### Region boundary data
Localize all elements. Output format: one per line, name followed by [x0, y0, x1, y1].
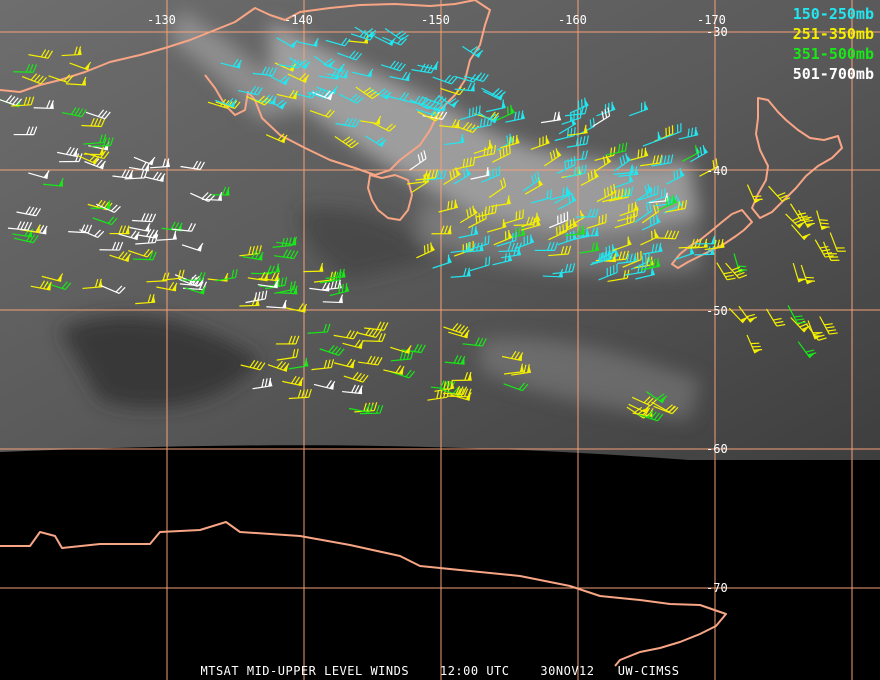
caption-source: UW-CIMSS [617, 664, 680, 678]
caption-product: MTSAT MID-UPPER LEVEL WINDS [200, 664, 410, 678]
lat-label-60: -60 [706, 442, 728, 456]
product-caption: MTSAT MID-UPPER LEVEL WINDS 12:00 UTC 30… [0, 664, 880, 678]
legend-item-351-500mb: 351-500mb [792, 45, 874, 63]
lon-label-130: -130 [147, 13, 176, 27]
lat-label-70: -70 [706, 581, 728, 595]
caption-time: 12:00 UTC [439, 664, 510, 678]
legend-item-501-700mb: 501-700mb [792, 65, 874, 83]
lat-label-40: -40 [706, 164, 728, 178]
lon-label-150: -150 [421, 13, 450, 27]
legend-item-150-250mb: 150-250mb [792, 5, 874, 23]
lat-label-30: -30 [706, 25, 728, 39]
pressure-legend: 150-250mb 251-350mb 351-500mb 501-700mb [793, 4, 874, 84]
legend-item-251-350mb: 251-350mb [792, 25, 874, 43]
lon-label-140: -140 [284, 13, 313, 27]
map-canvas [0, 0, 880, 680]
lon-label-160: -160 [558, 13, 587, 27]
caption-date: 30NOV12 [540, 664, 595, 678]
lat-label-50: -50 [706, 304, 728, 318]
satellite-imagery [0, 0, 880, 680]
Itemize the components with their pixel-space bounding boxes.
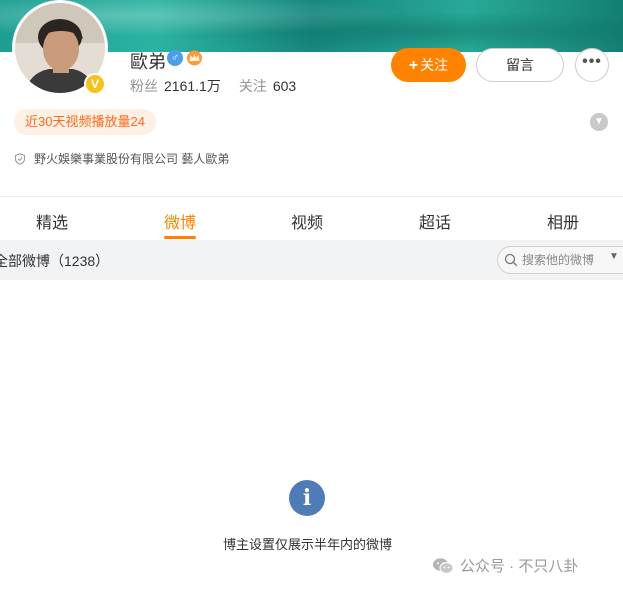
crown-icon [187,50,202,66]
wechat-icon [433,558,454,574]
fans-label: 粉丝 [130,78,158,94]
follow-label: 关注 [420,57,449,73]
more-options-button[interactable]: ••• [575,48,609,82]
profile-stats: 粉丝 2161.1万 关注 603 [130,76,314,96]
profile-tabs: 精选 微博 视频 超话 相册 [0,197,623,241]
follow-button[interactable]: + 关注 [391,48,466,82]
info-icon: i [289,480,325,516]
dropdown-arrow-icon[interactable]: ▼ [609,251,619,262]
plus-icon: + [408,57,419,74]
male-icon: ♂ [167,50,183,66]
fans-count[interactable]: 2161.1万 [164,78,221,94]
profile-name: 歐弟 [130,52,166,72]
active-tab-indicator [164,236,196,239]
company-info: 野火娛樂事業股份有限公司 藝人歐弟 [14,150,229,167]
tab-album[interactable]: 相册 [547,209,579,233]
empty-state-message: 博主设置仅展示半年内的微博 [222,537,392,552]
shield-icon [14,153,26,165]
all-posts-filter[interactable]: 全部微博（1238） [0,251,109,271]
message-button[interactable]: 留言 [476,48,564,82]
watermark: 公众号 · 不只八卦 [432,555,578,576]
verified-badge-icon: V [84,73,106,95]
filter-bar: 全部微博（1238） ▼ [0,240,623,280]
tab-featured[interactable]: 精选 [36,209,68,233]
tab-super-topic[interactable]: 超话 [419,209,451,233]
chevron-down-icon[interactable]: ▼ [590,113,608,131]
post-search[interactable]: ▼ [497,246,623,274]
search-input[interactable] [522,252,602,268]
tab-weibo[interactable]: 微博 [164,209,196,233]
watermark-text: 公众号 · 不只八卦 [460,558,579,575]
following-label: 关注 [238,78,267,94]
following-count[interactable]: 603 [273,78,296,94]
company-text: 野火娛樂事業股份有限公司 藝人歐弟 [34,152,230,166]
video-views-tag: 近30天视频播放量24 [14,109,156,135]
tab-videos[interactable]: 视频 [291,209,323,233]
search-icon [504,253,518,267]
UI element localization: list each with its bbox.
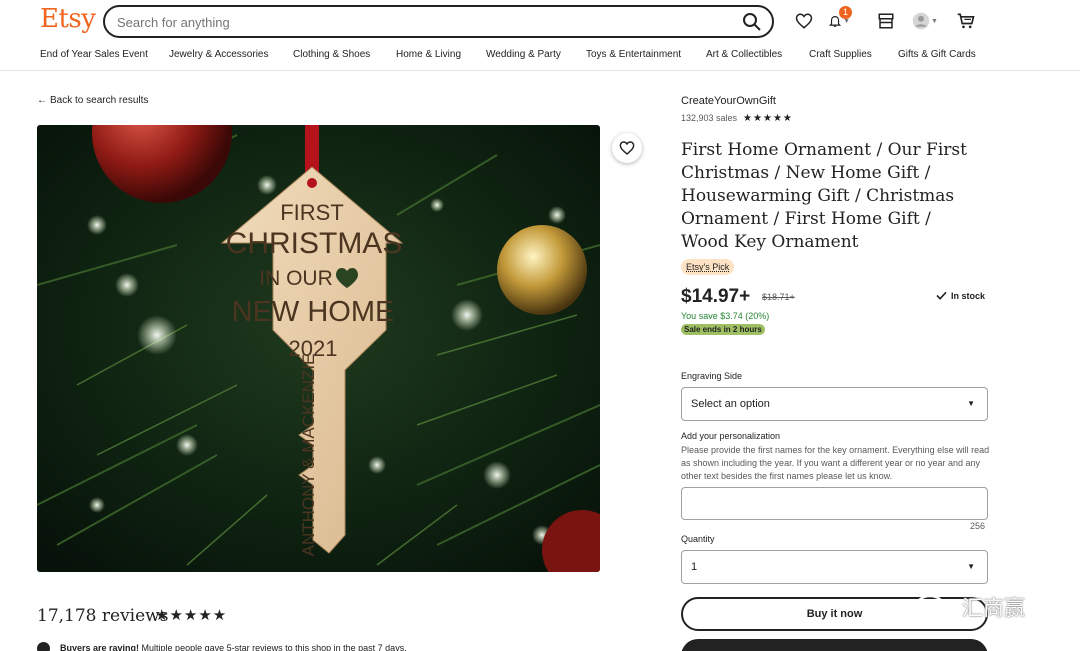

### Goal of the exercise
Put the lines above into a Markdown table with a Row column numbering each line and a Line column holding its text. Skip blank lines and leave out the pictures.

### Task result
| Row | Line |
|---|---|
| 1 | Localize all elements. Output format: one per line, name followed by [x0, y0, x1, y1]. |
| 2 | caption-source: UW-CIMSS [617, 664, 680, 678] |
| 3 | caption-product: MTSAT MID-UPPER LEVEL WINDS [200, 664, 410, 678] |
| 4 | lat-label-60: -60 [706, 442, 728, 456] |
| 5 | product-caption: MTSAT MID-UPPER LEVEL WINDS 12:00 UTC 30… [0, 664, 880, 678] |
| 6 | legend-item-351-500mb: 351-500mb [792, 45, 874, 63] |
| 7 | lon-label-130: -130 [147, 13, 176, 27] |
| 8 | lat-label-70: -70 [706, 581, 728, 595] |
| 9 | caption-time: 12:00 UTC [439, 664, 510, 678] |
| 10 | legend-item-501-700mb: 501-700mb [792, 65, 874, 83] |
| 11 | lat-label-40: -40 [706, 164, 728, 178] |
| 12 | lon-label-150: -150 [421, 13, 450, 27] |
| 13 | legend-item-150-250mb: 150-250mb [792, 5, 874, 23] |
| 14 | lat-label-30: -30 [706, 25, 728, 39] |
| 15 | pressure-legend: 150-250mb 251-350mb 351-500mb 501-700mb [793, 4, 874, 84] |
| 16 | legend-item-251-350mb: 251-350mb [792, 25, 874, 43] |
| 17 | lon-label-140: -140 [284, 13, 313, 27] |
| 18 | map-canvas [0, 0, 880, 680] |
| 19 | lon-label-160: -160 [558, 13, 587, 27] |
| 20 | caption-date: 30NOV12 [540, 664, 595, 678] |
| 21 | lat-label-50: -50 [706, 304, 728, 318] |
| 22 | satellite-imagery [0, 0, 880, 680] |
| 23 | Itemize the components with their pixel-space bounding boxes. |
| 24 | crown-icon [187,50,202,66] |
| 25 | wechat-icon [433,558,454,574] |
| 26 | fans-label: 粉丝 [130,78,158,94] |
| 27 | follow-label: 关注 [420,57,449,73] |
| 28 | more-options-button[interactable]: ••• [575,48,609,82] |
| 29 | profile-stats: 粉丝 2161.1万 关注 603 [130,76,314,96] |
| 30 | profile-tabs: 精选 微博 视频 超话 相册 [0,197,623,241] |
| 31 | follow-button[interactable]: + 关注 [391,48,466,82] |
| 32 | info-icon: i [289,480,325,516] |
| 33 | dropdown-arrow-icon[interactable]: ▼ [609,251,619,262] |
| 34 | plus-icon: + [408,57,419,74] |
| 35 | male-icon: ♂ [167,50,183,66] |
| 36 | fans-count[interactable]: 2161.1万 [164,78,221,94] |
| 37 | profile-name: 歐弟 [130,52,166,72] |
| 38 | active-tab-indicator [164,236,196,239] |
| 39 | company-info: 野火娛樂事業股份有限公司 藝人歐弟 [14,150,229,167] |
| 40 | tab-album[interactable]: 相册 [547,209,579,233] |
| 41 | empty-state-message: 博主设置仅展示半年内的微博 [222,537,392,552] |
| 42 | shield-icon [14,153,26,165] |
| 43 | all-posts-filter[interactable]: 全部微博（1238） [0,251,109,271] |
| 44 | message-button[interactable]: 留言 [476,48,564,82] |
| 45 | watermark: 公众号 · 不只八卦 [432,555,578,576] |
| 46 | verified-badge-icon: V [84,73,106,95] |
| 47 | filter-bar: 全部微博（1238） ▼ [0,240,623,280] |
| 48 | tab-featured[interactable]: 精选 [36,209,68,233] |
| 49 | tab-super-topic[interactable]: 超话 [419,209,451,233] |
| 50 | chevron-down-icon[interactable]: ▼ [590,113,608,131] |
| 51 | post-search[interactable]: ▼ [497,246,623,274] |
| 52 | search-input[interactable] [522,252,602,268] |
| 53 | tab-weibo[interactable]: 微博 [164,209,196,233] |
| 54 | watermark-text: 公众号 · 不只八卦 [460,558,579,575] |
| 55 | following-label: 关注 [238,78,267,94] |
| 56 | following-count[interactable]: 603 [273,78,296,94] |
| 57 | company-text: 野火娛樂事業股份有限公司 藝人歐弟 [34,152,230,166] |
| 58 | video-views-tag: 近30天视频播放量24 [14,109,156,135] |
| 59 | tab-videos[interactable]: 视频 [291,209,323,233] |
| 60 | search-icon [504,253,518,267] |
| 61 | UI element localization: list each with its bbox. |